◆ **Instructions to follow**:
Could you print all the entries exactly?

[START]

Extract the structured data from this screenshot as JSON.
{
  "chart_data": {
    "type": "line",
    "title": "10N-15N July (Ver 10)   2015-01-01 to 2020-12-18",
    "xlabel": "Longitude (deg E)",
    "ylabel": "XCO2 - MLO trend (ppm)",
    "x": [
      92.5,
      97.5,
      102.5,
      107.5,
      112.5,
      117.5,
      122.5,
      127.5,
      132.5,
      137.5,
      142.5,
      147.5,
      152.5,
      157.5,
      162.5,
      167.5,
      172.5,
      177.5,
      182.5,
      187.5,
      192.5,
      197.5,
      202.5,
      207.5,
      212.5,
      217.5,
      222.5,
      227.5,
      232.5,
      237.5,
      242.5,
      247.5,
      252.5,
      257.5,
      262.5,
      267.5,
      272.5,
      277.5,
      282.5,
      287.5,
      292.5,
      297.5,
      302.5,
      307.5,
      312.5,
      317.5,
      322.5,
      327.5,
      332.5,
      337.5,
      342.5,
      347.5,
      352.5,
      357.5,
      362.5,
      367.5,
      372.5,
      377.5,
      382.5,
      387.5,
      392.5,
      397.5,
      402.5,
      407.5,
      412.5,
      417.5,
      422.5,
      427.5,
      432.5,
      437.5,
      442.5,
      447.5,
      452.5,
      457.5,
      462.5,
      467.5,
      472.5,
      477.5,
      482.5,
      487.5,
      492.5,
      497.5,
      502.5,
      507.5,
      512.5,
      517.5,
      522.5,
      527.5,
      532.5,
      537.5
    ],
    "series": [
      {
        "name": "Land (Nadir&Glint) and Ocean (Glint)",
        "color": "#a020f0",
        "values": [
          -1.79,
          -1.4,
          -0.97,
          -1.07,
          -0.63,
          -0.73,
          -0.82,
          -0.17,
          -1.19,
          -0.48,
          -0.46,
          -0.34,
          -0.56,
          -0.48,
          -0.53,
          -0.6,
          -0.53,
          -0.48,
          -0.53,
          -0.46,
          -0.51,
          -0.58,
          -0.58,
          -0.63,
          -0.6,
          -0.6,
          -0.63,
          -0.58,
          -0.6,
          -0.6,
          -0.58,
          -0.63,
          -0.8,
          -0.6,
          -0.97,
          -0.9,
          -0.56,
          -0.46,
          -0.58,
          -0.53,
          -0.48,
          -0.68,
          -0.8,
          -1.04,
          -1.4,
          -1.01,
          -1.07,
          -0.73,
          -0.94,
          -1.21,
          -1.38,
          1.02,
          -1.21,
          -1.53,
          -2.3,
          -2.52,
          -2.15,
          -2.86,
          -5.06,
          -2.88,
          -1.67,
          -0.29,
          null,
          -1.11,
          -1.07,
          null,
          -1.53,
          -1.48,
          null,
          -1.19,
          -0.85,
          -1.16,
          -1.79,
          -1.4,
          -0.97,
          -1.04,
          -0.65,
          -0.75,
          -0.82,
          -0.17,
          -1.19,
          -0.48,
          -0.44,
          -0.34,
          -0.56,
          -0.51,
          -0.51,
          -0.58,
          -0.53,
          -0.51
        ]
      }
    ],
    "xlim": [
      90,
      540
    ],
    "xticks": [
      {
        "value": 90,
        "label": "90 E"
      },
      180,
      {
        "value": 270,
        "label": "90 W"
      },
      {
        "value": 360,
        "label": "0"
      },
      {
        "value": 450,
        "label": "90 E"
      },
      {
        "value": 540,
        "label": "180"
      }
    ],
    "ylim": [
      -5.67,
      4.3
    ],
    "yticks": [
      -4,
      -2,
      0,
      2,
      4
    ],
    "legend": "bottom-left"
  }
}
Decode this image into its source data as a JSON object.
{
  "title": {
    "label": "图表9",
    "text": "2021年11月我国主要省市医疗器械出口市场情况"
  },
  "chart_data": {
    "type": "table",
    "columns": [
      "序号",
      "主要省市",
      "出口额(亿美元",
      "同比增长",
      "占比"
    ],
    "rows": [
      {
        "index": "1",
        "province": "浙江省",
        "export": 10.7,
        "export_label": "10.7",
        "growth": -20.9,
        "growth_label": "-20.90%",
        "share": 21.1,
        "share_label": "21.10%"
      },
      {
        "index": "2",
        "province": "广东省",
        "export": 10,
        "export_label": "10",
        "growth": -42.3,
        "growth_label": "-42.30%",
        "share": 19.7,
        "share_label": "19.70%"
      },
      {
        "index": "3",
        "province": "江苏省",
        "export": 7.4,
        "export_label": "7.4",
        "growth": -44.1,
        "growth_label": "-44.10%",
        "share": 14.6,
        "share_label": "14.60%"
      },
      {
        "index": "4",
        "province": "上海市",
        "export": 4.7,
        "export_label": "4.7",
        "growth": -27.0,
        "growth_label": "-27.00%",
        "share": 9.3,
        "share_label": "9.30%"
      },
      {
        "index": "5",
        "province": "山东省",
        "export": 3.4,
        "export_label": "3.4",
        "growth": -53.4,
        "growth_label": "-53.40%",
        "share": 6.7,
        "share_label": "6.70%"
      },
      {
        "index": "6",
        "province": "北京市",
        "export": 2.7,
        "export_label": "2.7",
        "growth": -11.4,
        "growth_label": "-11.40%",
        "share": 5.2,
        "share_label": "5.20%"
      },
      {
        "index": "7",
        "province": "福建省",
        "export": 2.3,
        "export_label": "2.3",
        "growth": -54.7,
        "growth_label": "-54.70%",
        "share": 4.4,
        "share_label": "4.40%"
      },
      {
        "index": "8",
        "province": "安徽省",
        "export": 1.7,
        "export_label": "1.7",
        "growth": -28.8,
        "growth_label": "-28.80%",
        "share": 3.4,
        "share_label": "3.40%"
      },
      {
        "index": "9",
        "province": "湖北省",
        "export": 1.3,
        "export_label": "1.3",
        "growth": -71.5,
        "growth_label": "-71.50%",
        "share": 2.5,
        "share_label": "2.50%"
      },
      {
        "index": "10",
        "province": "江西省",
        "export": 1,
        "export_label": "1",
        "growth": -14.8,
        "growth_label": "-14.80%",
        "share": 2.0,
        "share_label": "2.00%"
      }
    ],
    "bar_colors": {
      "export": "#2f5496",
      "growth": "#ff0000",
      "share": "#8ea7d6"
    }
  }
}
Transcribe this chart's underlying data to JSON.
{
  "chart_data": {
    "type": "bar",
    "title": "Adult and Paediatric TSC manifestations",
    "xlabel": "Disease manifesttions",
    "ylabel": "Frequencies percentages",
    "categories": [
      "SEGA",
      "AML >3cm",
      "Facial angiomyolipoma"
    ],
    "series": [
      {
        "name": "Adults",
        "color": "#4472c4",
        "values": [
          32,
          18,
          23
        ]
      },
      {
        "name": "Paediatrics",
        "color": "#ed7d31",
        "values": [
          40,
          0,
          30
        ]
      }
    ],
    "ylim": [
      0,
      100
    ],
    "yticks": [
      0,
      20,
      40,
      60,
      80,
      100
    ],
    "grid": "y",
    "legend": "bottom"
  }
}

[END]

◆ **Solution to this exercise**:
Extract the structured data from this screenshot as JSON.
{
  "chart_data": {
    "type": "line",
    "title": "10N-15N July (Ver 10)   2015-01-01 to 2020-12-18",
    "xlabel": "Longitude (deg E)",
    "ylabel": "XCO2 - MLO trend (ppm)",
    "x": [
      92.5,
      97.5,
      102.5,
      107.5,
      112.5,
      117.5,
      122.5,
      127.5,
      132.5,
      137.5,
      142.5,
      147.5,
      152.5,
      157.5,
      162.5,
      167.5,
      172.5,
      177.5,
      182.5,
      187.5,
      192.5,
      197.5,
      202.5,
      207.5,
      212.5,
      217.5,
      222.5,
      227.5,
      232.5,
      237.5,
      242.5,
      247.5,
      252.5,
      257.5,
      262.5,
      267.5,
      272.5,
      277.5,
      282.5,
      287.5,
      292.5,
      297.5,
      302.5,
      307.5,
      312.5,
      317.5,
      322.5,
      327.5,
      332.5,
      337.5,
      342.5,
      347.5,
      352.5,
      357.5,
      362.5,
      367.5,
      372.5,
      377.5,
      382.5,
      387.5,
      392.5,
      397.5,
      402.5,
      407.5,
      412.5,
      417.5,
      422.5,
      427.5,
      432.5,
      437.5,
      442.5,
      447.5,
      452.5,
      457.5,
      462.5,
      467.5,
      472.5,
      477.5,
      482.5,
      487.5,
      492.5,
      497.5,
      502.5,
      507.5,
      512.5,
      517.5,
      522.5,
      527.5,
      532.5,
      537.5
    ],
    "series": [
      {
        "name": "Land (Nadir&Glint) and Ocean (Glint)",
        "color": "#a020f0",
        "values": [
          -1.79,
          -1.4,
          -0.97,
          -1.07,
          -0.63,
          -0.73,
          -0.82,
          -0.17,
          -1.19,
          -0.48,
          -0.46,
          -0.34,
          -0.56,
          -0.48,
          -0.53,
          -0.6,
          -0.53,
          -0.48,
          -0.53,
          -0.46,
          -0.51,
          -0.58,
          -0.58,
          -0.63,
          -0.6,
          -0.6,
          -0.63,
          -0.58,
          -0.6,
          -0.6,
          -0.58,
          -0.63,
          -0.8,
          -0.6,
          -0.97,
          -0.9,
          -0.56,
          -0.46,
          -0.58,
          -0.53,
          -0.48,
          -0.68,
          -0.8,
          -1.04,
          -1.4,
          -1.01,
          -1.07,
          -0.73,
          -0.94,
          -1.21,
          -1.38,
          1.02,
          -1.21,
          -1.53,
          -2.3,
          -2.52,
          -2.15,
          -2.86,
          -5.06,
          -2.88,
          -1.67,
          -0.29,
          null,
          -1.11,
          -1.07,
          null,
          -1.53,
          -1.48,
          null,
          -1.19,
          -0.85,
          -1.16,
          -1.79,
          -1.4,
          -0.97,
          -1.04,
          -0.65,
          -0.75,
          -0.82,
          -0.17,
          -1.19,
          -0.48,
          -0.44,
          -0.34,
          -0.56,
          -0.51,
          -0.51,
          -0.58,
          -0.53,
          -0.51
        ]
      }
    ],
    "xlim": [
      90,
      540
    ],
    "xticks": [
      {
        "value": 90,
        "label": "90 E"
      },
      180,
      {
        "value": 270,
        "label": "90 W"
      },
      {
        "value": 360,
        "label": "0"
      },
      {
        "value": 450,
        "label": "90 E"
      },
      {
        "value": 540,
        "label": "180"
      }
    ],
    "ylim": [
      -5.67,
      4.3
    ],
    "yticks": [
      -4,
      -2,
      0,
      2,
      4
    ],
    "legend": "bottom-left"
  }
}
Decode this image into its source data as a JSON object.
{
  "title": {
    "label": "图表9",
    "text": "2021年11月我国主要省市医疗器械出口市场情况"
  },
  "chart_data": {
    "type": "table",
    "columns": [
      "序号",
      "主要省市",
      "出口额(亿美元",
      "同比增长",
      "占比"
    ],
    "rows": [
      {
        "index": "1",
        "province": "浙江省",
        "export": 10.7,
        "export_label": "10.7",
        "growth": -20.9,
        "growth_label": "-20.90%",
        "share": 21.1,
        "share_label": "21.10%"
      },
      {
        "index": "2",
        "province": "广东省",
        "export": 10,
        "export_label": "10",
        "growth": -42.3,
        "growth_label": "-42.30%",
        "share": 19.7,
        "share_label": "19.70%"
      },
      {
        "index": "3",
        "province": "江苏省",
        "export": 7.4,
        "export_label": "7.4",
        "growth": -44.1,
        "growth_label": "-44.10%",
        "share": 14.6,
        "share_label": "14.60%"
      },
      {
        "index": "4",
        "province": "上海市",
        "export": 4.7,
        "export_label": "4.7",
        "growth": -27.0,
        "growth_label": "-27.00%",
        "share": 9.3,
        "share_label": "9.30%"
      },
      {
        "index": "5",
        "province": "山东省",
        "export": 3.4,
        "export_label": "3.4",
        "growth": -53.4,
        "growth_label": "-53.40%",
        "share": 6.7,
        "share_label": "6.70%"
      },
      {
        "index": "6",
        "province": "北京市",
        "export": 2.7,
        "export_label": "2.7",
        "growth": -11.4,
        "growth_label": "-11.40%",
        "share": 5.2,
        "share_label": "5.20%"
      },
      {
        "index": "7",
        "province": "福建省",
        "export": 2.3,
        "export_label": "2.3",
        "growth": -54.7,
        "growth_label": "-54.70%",
        "share": 4.4,
        "share_label": "4.40%"
      },
      {
        "index": "8",
        "province": "安徽省",
        "export": 1.7,
        "export_label": "1.7",
        "growth": -28.8,
        "growth_label": "-28.80%",
        "share": 3.4,
        "share_label": "3.40%"
      },
      {
        "index": "9",
        "province": "湖北省",
        "export": 1.3,
        "export_label": "1.3",
        "growth": -71.5,
        "growth_label": "-71.50%",
        "share": 2.5,
        "share_label": "2.50%"
      },
      {
        "index": "10",
        "province": "江西省",
        "export": 1,
        "export_label": "1",
        "growth": -14.8,
        "growth_label": "-14.80%",
        "share": 2.0,
        "share_label": "2.00%"
      }
    ],
    "bar_colors": {
      "export": "#2f5496",
      "growth": "#ff0000",
      "share": "#8ea7d6"
    }
  }
}
Transcribe this chart's underlying data to JSON.
{
  "chart_data": {
    "type": "bar",
    "title": "Adult and Paediatric TSC manifestations",
    "xlabel": "Disease manifesttions",
    "ylabel": "Frequencies percentages",
    "categories": [
      "SEGA",
      "AML >3cm",
      "Facial angiomyolipoma"
    ],
    "series": [
      {
        "name": "Adults",
        "color": "#4472c4",
        "values": [
          32,
          18,
          23
        ]
      },
      {
        "name": "Paediatrics",
        "color": "#ed7d31",
        "values": [
          40,
          0,
          30
        ]
      }
    ],
    "ylim": [
      0,
      100
    ],
    "yticks": [
      0,
      20,
      40,
      60,
      80,
      100
    ],
    "grid": "y",
    "legend": "bottom"
  }
}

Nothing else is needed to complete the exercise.